* Extracted data
>> Begin

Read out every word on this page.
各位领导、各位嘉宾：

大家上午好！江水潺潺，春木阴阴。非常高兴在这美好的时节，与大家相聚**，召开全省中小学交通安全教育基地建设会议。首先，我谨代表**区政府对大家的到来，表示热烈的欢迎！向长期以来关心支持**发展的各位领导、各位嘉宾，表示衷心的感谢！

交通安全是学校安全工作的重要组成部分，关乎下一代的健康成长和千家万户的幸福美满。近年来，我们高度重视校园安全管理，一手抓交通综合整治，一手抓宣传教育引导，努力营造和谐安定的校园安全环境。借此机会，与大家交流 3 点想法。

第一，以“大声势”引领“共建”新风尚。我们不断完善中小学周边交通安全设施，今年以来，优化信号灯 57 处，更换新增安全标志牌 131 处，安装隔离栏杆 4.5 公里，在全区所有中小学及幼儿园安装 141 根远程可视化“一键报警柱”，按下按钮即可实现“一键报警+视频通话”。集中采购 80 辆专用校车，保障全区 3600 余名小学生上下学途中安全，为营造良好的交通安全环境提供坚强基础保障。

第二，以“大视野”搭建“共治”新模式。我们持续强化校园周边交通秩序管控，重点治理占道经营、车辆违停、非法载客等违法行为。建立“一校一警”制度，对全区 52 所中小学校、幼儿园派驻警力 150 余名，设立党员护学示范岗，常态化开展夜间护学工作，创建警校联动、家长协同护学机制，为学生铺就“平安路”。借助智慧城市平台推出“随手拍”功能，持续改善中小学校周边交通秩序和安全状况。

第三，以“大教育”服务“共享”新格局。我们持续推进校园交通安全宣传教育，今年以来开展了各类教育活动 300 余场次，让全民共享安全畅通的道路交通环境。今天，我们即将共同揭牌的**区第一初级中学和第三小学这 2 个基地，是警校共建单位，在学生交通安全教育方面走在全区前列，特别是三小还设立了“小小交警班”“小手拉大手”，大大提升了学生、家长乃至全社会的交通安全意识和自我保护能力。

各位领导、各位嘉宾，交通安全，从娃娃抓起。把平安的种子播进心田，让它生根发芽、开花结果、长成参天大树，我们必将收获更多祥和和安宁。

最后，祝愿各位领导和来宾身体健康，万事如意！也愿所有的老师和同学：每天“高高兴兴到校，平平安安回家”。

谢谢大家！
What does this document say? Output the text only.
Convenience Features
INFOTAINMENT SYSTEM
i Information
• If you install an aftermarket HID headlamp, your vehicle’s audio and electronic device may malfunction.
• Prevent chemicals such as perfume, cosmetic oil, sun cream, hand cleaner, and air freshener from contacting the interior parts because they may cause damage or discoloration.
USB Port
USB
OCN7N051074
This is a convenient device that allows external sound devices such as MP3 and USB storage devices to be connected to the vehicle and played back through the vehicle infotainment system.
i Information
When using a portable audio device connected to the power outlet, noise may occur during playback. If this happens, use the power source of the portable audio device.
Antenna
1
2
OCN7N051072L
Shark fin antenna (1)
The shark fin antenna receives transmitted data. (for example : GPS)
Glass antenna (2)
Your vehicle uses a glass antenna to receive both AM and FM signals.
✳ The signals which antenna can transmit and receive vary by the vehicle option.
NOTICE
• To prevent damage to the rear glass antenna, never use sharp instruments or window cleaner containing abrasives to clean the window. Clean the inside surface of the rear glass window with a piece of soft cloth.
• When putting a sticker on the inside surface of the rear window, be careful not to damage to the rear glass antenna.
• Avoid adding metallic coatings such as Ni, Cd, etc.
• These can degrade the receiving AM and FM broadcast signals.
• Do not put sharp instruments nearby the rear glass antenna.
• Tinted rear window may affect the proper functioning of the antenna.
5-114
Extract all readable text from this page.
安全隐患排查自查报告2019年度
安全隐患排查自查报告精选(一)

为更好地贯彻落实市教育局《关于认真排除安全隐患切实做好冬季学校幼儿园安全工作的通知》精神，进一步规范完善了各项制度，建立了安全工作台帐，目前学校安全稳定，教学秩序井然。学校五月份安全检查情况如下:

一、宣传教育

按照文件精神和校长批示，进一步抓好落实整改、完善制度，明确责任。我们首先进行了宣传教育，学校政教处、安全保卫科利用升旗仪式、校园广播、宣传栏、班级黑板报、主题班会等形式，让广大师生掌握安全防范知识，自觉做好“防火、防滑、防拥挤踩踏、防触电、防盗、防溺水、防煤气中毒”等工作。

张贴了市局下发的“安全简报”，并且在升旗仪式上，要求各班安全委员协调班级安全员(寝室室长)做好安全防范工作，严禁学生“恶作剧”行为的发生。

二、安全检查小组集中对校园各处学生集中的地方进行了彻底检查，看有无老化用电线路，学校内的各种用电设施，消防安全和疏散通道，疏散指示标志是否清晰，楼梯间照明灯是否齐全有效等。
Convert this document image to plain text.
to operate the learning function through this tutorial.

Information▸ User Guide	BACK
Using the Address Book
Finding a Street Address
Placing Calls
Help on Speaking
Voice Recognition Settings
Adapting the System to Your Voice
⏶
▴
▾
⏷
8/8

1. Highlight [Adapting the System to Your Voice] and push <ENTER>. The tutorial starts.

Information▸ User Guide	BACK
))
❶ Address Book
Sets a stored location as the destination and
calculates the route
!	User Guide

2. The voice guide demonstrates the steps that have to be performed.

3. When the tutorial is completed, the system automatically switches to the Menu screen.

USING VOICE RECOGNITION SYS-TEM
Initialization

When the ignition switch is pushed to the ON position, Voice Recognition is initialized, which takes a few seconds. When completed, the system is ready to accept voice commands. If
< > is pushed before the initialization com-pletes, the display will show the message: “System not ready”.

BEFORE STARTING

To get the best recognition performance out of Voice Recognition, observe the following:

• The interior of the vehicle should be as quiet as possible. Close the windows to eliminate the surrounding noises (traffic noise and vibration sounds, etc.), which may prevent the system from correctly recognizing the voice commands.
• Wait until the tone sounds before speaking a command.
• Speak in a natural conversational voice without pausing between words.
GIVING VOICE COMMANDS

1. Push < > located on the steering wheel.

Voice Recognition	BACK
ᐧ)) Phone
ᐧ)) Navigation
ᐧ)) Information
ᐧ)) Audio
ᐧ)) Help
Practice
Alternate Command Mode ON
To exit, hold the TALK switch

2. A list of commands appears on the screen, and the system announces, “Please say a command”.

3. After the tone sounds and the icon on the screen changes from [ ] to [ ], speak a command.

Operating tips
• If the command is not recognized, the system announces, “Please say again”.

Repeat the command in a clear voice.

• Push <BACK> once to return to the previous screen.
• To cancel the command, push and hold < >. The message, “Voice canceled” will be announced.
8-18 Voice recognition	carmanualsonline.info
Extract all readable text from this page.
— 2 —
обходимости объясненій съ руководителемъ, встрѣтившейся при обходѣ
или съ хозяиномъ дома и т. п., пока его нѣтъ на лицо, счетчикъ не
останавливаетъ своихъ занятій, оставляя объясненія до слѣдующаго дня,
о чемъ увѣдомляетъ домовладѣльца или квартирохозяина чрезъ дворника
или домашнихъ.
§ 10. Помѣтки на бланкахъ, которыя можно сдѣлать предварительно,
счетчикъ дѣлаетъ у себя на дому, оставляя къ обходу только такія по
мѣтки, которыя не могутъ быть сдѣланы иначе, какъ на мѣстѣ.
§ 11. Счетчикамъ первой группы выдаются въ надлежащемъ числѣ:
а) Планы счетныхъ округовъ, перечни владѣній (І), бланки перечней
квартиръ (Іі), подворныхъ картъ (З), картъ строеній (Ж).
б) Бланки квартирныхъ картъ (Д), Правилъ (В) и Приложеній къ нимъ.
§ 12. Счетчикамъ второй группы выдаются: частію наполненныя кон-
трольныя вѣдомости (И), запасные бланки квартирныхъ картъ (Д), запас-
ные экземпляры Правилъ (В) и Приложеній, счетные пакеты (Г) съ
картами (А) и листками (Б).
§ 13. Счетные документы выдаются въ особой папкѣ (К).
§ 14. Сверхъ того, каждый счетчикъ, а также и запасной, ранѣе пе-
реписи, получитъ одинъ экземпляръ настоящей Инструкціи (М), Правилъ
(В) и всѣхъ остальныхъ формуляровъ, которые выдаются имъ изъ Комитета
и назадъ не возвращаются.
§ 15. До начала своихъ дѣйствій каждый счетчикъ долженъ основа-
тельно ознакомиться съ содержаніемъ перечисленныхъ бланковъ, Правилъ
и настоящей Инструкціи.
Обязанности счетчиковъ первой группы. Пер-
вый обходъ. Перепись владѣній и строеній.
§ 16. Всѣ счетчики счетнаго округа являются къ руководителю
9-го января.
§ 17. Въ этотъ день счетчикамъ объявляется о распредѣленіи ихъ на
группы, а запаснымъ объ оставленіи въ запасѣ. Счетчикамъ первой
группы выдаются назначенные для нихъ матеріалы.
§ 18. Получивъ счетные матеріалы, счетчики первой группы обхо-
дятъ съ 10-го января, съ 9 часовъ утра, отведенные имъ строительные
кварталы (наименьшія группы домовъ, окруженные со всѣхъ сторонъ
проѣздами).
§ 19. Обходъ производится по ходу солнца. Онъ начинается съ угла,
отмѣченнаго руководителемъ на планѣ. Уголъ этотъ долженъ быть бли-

>> End

* Set exercise
Report only a number: how many lines in the material above contain the string "января".

* Solution to this task
2